▶ [Requirement]:
In the data below, find every line with the string "JSON" and pull it out.

[Records]
━━━━━━━━━━━━━━━━━━━━

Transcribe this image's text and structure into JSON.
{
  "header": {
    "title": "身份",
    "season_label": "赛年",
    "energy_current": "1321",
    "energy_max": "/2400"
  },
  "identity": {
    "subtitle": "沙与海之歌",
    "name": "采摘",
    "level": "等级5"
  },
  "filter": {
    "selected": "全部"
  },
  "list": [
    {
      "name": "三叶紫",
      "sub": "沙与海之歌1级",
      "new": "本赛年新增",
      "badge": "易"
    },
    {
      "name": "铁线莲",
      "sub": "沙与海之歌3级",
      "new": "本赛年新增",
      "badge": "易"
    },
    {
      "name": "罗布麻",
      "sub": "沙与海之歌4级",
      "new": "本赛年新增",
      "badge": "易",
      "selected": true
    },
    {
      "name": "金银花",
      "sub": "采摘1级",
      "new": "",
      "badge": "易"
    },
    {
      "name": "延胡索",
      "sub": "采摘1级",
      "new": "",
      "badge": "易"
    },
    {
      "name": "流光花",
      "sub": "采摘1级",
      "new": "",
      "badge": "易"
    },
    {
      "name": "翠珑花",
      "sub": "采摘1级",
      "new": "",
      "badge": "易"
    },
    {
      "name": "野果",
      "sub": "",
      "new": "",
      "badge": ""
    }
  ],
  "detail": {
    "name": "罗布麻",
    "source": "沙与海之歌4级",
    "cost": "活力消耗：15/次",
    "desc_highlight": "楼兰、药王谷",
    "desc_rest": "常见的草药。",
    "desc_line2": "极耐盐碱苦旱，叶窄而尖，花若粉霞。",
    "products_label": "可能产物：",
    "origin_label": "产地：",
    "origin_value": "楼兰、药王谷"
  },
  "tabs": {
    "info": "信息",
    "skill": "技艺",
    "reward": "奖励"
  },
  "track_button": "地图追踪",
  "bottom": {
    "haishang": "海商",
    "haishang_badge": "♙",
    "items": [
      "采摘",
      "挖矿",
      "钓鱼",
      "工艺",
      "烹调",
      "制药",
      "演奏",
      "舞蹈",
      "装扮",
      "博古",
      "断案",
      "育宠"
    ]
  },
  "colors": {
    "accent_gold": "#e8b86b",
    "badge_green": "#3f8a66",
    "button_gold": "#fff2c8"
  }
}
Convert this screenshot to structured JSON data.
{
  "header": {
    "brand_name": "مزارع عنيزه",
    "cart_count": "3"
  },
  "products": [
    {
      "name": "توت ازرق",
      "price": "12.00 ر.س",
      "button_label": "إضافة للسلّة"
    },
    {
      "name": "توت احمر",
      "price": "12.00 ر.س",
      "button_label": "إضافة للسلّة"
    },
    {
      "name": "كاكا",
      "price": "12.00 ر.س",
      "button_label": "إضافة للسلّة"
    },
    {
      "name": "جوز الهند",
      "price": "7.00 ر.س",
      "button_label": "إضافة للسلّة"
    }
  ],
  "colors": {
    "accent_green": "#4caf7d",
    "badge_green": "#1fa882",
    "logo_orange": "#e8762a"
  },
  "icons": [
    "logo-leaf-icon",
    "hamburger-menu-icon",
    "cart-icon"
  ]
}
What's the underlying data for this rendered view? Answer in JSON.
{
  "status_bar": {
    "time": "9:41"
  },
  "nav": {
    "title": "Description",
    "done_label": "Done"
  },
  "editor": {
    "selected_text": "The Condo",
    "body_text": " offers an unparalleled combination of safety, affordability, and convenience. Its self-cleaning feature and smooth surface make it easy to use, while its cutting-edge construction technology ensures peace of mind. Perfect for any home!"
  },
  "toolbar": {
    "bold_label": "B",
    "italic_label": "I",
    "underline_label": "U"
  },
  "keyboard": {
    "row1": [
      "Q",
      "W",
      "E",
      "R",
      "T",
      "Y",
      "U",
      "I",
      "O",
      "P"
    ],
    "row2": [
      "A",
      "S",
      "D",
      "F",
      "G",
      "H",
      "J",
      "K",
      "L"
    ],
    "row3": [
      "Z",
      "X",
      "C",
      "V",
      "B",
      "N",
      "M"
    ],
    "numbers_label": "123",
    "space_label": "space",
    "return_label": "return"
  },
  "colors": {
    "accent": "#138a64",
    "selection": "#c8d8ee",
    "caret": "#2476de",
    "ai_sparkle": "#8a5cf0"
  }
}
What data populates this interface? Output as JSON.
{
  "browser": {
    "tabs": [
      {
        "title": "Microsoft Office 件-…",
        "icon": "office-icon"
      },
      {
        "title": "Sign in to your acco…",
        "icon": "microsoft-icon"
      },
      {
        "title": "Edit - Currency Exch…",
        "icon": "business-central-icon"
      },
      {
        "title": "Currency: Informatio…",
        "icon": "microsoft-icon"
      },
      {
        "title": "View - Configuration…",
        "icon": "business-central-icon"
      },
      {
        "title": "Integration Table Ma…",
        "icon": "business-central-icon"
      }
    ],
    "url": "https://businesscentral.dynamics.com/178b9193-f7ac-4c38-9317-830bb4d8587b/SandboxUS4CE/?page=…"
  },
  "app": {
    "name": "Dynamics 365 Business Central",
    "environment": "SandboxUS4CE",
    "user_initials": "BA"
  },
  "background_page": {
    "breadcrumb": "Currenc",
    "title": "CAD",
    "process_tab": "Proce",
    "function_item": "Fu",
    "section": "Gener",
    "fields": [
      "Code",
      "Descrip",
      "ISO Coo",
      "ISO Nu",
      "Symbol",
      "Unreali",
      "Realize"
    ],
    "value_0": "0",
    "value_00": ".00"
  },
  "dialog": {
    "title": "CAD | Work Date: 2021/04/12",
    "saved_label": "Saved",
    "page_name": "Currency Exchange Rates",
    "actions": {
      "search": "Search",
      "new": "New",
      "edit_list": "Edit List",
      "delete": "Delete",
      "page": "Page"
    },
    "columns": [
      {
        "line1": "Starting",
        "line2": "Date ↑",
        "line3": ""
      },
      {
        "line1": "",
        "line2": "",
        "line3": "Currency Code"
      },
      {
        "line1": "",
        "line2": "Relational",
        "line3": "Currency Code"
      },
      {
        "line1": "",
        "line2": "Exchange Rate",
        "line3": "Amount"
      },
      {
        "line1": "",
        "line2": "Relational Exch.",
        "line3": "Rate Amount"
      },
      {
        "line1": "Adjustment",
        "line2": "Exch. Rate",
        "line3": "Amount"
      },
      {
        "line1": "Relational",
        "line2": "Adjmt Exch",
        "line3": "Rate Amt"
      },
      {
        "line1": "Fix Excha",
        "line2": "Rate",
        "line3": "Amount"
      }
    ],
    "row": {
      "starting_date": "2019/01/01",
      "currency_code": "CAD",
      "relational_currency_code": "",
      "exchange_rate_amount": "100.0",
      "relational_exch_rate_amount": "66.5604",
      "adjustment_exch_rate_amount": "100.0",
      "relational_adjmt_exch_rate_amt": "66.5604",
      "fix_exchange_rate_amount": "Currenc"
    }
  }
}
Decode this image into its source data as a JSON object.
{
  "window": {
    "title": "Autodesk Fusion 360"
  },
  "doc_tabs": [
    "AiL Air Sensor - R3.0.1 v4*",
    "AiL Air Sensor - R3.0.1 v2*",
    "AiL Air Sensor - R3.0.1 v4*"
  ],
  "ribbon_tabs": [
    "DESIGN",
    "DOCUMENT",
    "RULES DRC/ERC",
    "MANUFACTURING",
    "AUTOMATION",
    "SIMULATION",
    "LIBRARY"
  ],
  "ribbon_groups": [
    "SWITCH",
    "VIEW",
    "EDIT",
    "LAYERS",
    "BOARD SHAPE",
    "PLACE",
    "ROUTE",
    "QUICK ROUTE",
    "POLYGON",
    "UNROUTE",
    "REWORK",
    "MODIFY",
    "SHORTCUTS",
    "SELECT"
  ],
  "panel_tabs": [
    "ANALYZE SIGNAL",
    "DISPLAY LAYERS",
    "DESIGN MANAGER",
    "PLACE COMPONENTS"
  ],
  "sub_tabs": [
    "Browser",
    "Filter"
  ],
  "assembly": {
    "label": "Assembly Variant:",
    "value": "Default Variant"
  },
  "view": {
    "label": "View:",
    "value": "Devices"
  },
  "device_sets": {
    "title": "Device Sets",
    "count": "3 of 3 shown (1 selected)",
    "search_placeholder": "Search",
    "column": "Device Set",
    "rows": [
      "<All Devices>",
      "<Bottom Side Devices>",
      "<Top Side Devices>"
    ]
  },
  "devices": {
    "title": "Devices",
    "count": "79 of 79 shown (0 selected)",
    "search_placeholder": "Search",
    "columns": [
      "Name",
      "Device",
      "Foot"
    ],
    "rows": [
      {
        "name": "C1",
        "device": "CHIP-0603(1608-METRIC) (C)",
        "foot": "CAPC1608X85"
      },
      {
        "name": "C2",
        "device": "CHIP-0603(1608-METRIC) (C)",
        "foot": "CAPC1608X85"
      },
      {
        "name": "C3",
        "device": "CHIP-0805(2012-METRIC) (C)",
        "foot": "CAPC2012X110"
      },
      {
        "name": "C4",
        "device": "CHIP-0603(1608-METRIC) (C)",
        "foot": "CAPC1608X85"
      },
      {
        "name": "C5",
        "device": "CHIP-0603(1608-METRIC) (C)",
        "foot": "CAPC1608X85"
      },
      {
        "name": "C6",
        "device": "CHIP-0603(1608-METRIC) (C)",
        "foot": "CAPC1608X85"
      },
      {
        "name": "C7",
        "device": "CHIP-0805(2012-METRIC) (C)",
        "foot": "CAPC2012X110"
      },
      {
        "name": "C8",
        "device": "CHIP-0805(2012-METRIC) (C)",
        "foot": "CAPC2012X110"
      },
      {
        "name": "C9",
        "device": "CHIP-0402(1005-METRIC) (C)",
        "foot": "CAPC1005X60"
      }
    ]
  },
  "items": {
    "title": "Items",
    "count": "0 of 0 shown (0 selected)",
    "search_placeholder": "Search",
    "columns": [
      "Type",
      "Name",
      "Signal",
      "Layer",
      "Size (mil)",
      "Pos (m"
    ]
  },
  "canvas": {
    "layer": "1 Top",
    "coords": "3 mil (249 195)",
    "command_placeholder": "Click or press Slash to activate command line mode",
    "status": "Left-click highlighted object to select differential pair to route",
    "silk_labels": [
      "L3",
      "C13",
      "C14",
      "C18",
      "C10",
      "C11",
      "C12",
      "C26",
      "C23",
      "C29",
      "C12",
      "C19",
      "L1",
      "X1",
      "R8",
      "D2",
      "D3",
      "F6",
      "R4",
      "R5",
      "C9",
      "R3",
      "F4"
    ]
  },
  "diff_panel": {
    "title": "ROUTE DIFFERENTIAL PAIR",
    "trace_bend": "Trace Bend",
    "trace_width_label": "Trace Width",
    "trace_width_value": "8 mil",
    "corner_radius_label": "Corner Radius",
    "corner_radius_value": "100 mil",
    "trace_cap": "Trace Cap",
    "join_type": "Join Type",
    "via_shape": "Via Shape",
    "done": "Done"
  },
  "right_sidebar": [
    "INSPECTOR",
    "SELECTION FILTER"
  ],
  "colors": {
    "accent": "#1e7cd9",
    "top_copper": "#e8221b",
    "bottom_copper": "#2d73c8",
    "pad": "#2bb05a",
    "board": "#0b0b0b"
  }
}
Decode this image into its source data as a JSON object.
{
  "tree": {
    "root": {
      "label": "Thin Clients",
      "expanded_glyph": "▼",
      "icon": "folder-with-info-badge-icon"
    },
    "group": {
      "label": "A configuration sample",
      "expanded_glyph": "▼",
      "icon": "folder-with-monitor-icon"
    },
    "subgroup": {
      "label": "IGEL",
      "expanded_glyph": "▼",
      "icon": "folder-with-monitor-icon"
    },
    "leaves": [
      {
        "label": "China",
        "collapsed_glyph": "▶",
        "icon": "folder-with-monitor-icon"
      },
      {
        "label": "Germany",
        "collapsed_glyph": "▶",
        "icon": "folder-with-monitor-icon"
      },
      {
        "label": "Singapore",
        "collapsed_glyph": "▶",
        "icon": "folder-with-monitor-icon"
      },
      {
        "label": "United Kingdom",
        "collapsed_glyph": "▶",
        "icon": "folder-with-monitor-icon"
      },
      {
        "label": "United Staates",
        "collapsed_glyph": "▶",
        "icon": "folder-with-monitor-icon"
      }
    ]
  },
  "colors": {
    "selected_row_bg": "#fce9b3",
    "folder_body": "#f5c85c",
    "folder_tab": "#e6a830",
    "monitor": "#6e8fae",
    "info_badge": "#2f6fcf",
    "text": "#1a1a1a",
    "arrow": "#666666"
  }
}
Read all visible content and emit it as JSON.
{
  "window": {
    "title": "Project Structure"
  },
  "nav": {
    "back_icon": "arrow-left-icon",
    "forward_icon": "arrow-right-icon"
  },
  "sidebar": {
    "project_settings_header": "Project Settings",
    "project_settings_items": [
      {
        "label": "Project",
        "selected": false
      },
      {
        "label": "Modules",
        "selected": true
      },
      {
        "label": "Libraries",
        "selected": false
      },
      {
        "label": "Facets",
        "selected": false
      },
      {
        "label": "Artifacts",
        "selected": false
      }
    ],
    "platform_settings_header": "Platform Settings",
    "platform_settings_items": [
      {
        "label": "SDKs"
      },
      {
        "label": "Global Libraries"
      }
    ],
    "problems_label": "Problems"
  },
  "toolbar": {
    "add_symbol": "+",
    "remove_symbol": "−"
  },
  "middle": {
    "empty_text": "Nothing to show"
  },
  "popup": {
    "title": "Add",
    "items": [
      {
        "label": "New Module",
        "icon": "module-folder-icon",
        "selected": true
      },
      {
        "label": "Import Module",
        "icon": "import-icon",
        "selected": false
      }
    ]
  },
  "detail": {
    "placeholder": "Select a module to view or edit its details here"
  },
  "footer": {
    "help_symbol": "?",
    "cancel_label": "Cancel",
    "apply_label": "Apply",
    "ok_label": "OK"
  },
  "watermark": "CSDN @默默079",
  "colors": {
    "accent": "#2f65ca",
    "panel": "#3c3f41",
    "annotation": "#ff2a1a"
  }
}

━━━━━━━━━━━━━━━━━━━━

▶ [Output below]:
Transcribe this image's text and structure into JSON.
Convert this screenshot to structured JSON data.
What's the underlying data for this rendered view? Answer in JSON.
What data populates this interface? Output as JSON.
Decode this image into its source data as a JSON object.
Decode this image into its source data as a JSON object.
Read all visible content and emit it as JSON.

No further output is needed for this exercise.